-- START OF Listed records --

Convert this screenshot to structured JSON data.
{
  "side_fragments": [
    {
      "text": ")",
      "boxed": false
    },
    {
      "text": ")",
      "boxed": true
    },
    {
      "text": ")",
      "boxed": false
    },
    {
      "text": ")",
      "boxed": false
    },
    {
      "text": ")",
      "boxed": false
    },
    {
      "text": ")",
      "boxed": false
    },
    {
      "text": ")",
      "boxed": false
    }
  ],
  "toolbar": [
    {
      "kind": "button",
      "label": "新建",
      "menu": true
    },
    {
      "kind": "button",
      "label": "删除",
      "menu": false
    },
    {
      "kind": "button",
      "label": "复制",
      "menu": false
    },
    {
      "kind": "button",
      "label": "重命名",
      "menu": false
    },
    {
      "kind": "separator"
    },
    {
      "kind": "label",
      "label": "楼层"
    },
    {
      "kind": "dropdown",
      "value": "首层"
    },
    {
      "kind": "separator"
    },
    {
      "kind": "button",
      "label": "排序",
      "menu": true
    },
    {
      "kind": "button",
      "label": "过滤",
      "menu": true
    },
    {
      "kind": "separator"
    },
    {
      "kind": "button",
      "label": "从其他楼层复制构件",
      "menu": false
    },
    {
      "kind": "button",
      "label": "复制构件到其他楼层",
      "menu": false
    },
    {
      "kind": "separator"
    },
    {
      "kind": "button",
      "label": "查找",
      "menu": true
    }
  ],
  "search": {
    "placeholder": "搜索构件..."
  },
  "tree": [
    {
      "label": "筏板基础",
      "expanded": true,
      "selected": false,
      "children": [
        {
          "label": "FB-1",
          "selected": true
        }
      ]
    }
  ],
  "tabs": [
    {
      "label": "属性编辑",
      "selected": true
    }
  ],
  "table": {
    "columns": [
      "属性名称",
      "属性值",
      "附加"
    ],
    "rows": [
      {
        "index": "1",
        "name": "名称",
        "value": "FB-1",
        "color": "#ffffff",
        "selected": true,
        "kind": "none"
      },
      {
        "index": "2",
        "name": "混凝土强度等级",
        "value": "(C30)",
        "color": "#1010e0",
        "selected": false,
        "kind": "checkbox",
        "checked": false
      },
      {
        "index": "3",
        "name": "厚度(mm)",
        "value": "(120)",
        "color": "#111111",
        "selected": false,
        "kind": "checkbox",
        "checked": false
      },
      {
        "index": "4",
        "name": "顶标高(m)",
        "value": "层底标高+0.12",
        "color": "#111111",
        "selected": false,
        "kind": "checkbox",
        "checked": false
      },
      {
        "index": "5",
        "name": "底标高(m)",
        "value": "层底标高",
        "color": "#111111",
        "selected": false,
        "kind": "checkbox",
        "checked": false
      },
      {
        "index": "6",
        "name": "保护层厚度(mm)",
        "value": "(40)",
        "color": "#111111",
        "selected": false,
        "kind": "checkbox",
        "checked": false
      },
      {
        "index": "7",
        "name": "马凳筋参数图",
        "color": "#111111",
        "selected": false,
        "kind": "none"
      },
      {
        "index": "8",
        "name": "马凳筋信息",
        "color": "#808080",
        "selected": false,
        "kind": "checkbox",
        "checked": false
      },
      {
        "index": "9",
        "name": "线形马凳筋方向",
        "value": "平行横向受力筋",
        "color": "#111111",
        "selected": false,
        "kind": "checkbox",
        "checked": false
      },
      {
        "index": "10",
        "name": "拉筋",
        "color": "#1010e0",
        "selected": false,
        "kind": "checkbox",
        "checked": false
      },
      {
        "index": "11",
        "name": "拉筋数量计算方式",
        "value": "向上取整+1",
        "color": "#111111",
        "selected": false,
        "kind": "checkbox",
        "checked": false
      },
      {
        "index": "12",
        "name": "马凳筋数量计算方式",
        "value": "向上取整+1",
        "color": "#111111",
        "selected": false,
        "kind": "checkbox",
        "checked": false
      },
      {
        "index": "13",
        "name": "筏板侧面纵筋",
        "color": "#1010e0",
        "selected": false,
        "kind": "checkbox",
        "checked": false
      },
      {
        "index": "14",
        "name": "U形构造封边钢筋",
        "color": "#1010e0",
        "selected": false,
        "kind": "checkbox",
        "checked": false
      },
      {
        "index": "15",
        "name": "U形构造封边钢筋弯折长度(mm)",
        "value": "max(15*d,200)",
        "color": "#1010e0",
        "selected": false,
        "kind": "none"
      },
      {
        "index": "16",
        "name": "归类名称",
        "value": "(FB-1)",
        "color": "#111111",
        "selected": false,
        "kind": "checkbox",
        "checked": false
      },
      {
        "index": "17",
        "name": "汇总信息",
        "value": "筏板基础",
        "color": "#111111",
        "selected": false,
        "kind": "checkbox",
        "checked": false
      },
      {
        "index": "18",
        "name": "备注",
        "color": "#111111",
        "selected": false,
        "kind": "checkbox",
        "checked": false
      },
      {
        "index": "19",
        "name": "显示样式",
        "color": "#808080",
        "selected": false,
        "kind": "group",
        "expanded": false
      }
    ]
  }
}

-- END OF Listed records --

Work required:
Please give back all of the records exactly as written.

Task output:
Convert this screenshot to structured JSON data.
{
  "side_fragments": [
    {
      "text": ")",
      "boxed": false
    },
    {
      "text": ")",
      "boxed": true
    },
    {
      "text": ")",
      "boxed": false
    },
    {
      "text": ")",
      "boxed": false
    },
    {
      "text": ")",
      "boxed": false
    },
    {
      "text": ")",
      "boxed": false
    },
    {
      "text": ")",
      "boxed": false
    }
  ],
  "toolbar": [
    {
      "kind": "button",
      "label": "新建",
      "menu": true
    },
    {
      "kind": "button",
      "label": "删除",
      "menu": false
    },
    {
      "kind": "button",
      "label": "复制",
      "menu": false
    },
    {
      "kind": "button",
      "label": "重命名",
      "menu": false
    },
    {
      "kind": "separator"
    },
    {
      "kind": "label",
      "label": "楼层"
    },
    {
      "kind": "dropdown",
      "value": "首层"
    },
    {
      "kind": "separator"
    },
    {
      "kind": "button",
      "label": "排序",
      "menu": true
    },
    {
      "kind": "button",
      "label": "过滤",
      "menu": true
    },
    {
      "kind": "separator"
    },
    {
      "kind": "button",
      "label": "从其他楼层复制构件",
      "menu": false
    },
    {
      "kind": "button",
      "label": "复制构件到其他楼层",
      "menu": false
    },
    {
      "kind": "separator"
    },
    {
      "kind": "button",
      "label": "查找",
      "menu": true
    }
  ],
  "search": {
    "placeholder": "搜索构件..."
  },
  "tree": [
    {
      "label": "筏板基础",
      "expanded": true,
      "selected": false,
      "children": [
        {
          "label": "FB-1",
          "selected": true
        }
      ]
    }
  ],
  "tabs": [
    {
      "label": "属性编辑",
      "selected": true
    }
  ],
  "table": {
    "columns": [
      "属性名称",
      "属性值",
      "附加"
    ],
    "rows": [
      {
        "index": "1",
        "name": "名称",
        "value": "FB-1",
        "color": "#ffffff",
        "selected": true,
        "kind": "none"
      },
      {
        "index": "2",
        "name": "混凝土强度等级",
        "value": "(C30)",
        "color": "#1010e0",
        "selected": false,
        "kind": "checkbox",
        "checked": false
      },
      {
        "index": "3",
        "name": "厚度(mm)",
        "value": "(120)",
        "color": "#111111",
        "selected": false,
        "kind": "checkbox",
        "checked": false
      },
      {
        "index": "4",
        "name": "顶标高(m)",
        "value": "层底标高+0.12",
        "color": "#111111",
        "selected": false,
        "kind": "checkbox",
        "checked": false
      },
      {
        "index": "5",
        "name": "底标高(m)",
        "value": "层底标高",
        "color": "#111111",
        "selected": false,
        "kind": "checkbox",
        "checked": false
      },
      {
        "index": "6",
        "name": "保护层厚度(mm)",
        "value": "(40)",
        "color": "#111111",
        "selected": false,
        "kind": "checkbox",
        "checked": false
      },
      {
        "index": "7",
        "name": "马凳筋参数图",
        "color": "#111111",
        "selected": false,
        "kind": "none"
      },
      {
        "index": "8",
        "name": "马凳筋信息",
        "color": "#808080",
        "selected": false,
        "kind": "checkbox",
        "checked": false
      },
      {
        "index": "9",
        "name": "线形马凳筋方向",
        "value": "平行横向受力筋",
        "color": "#111111",
        "selected": false,
        "kind": "checkbox",
        "checked": false
      },
      {
        "index": "10",
        "name": "拉筋",
        "color": "#1010e0",
        "selected": false,
        "kind": "checkbox",
        "checked": false
      },
      {
        "index": "11",
        "name": "拉筋数量计算方式",
        "value": "向上取整+1",
        "color": "#111111",
        "selected": false,
        "kind": "checkbox",
        "checked": false
      },
      {
        "index": "12",
        "name": "马凳筋数量计算方式",
        "value": "向上取整+1",
        "color": "#111111",
        "selected": false,
        "kind": "checkbox",
        "checked": false
      },
      {
        "index": "13",
        "name": "筏板侧面纵筋",
        "color": "#1010e0",
        "selected": false,
        "kind": "checkbox",
        "checked": false
      },
      {
        "index": "14",
        "name": "U形构造封边钢筋",
        "color": "#1010e0",
        "selected": false,
        "kind": "checkbox",
        "checked": false
      },
      {
        "index": "15",
        "name": "U形构造封边钢筋弯折长度(mm)",
        "value": "max(15*d,200)",
        "color": "#1010e0",
        "selected": false,
        "kind": "none"
      },
      {
        "index": "16",
        "name": "归类名称",
        "value": "(FB-1)",
        "color": "#111111",
        "selected": false,
        "kind": "checkbox",
        "checked": false
      },
      {
        "index": "17",
        "name": "汇总信息",
        "value": "筏板基础",
        "color": "#111111",
        "selected": false,
        "kind": "checkbox",
        "checked": false
      },
      {
        "index": "18",
        "name": "备注",
        "color": "#111111",
        "selected": false,
        "kind": "checkbox",
        "checked": false
      },
      {
        "index": "19",
        "name": "显示样式",
        "color": "#808080",
        "selected": false,
        "kind": "group",
        "expanded": false
      }
    ]
  }
}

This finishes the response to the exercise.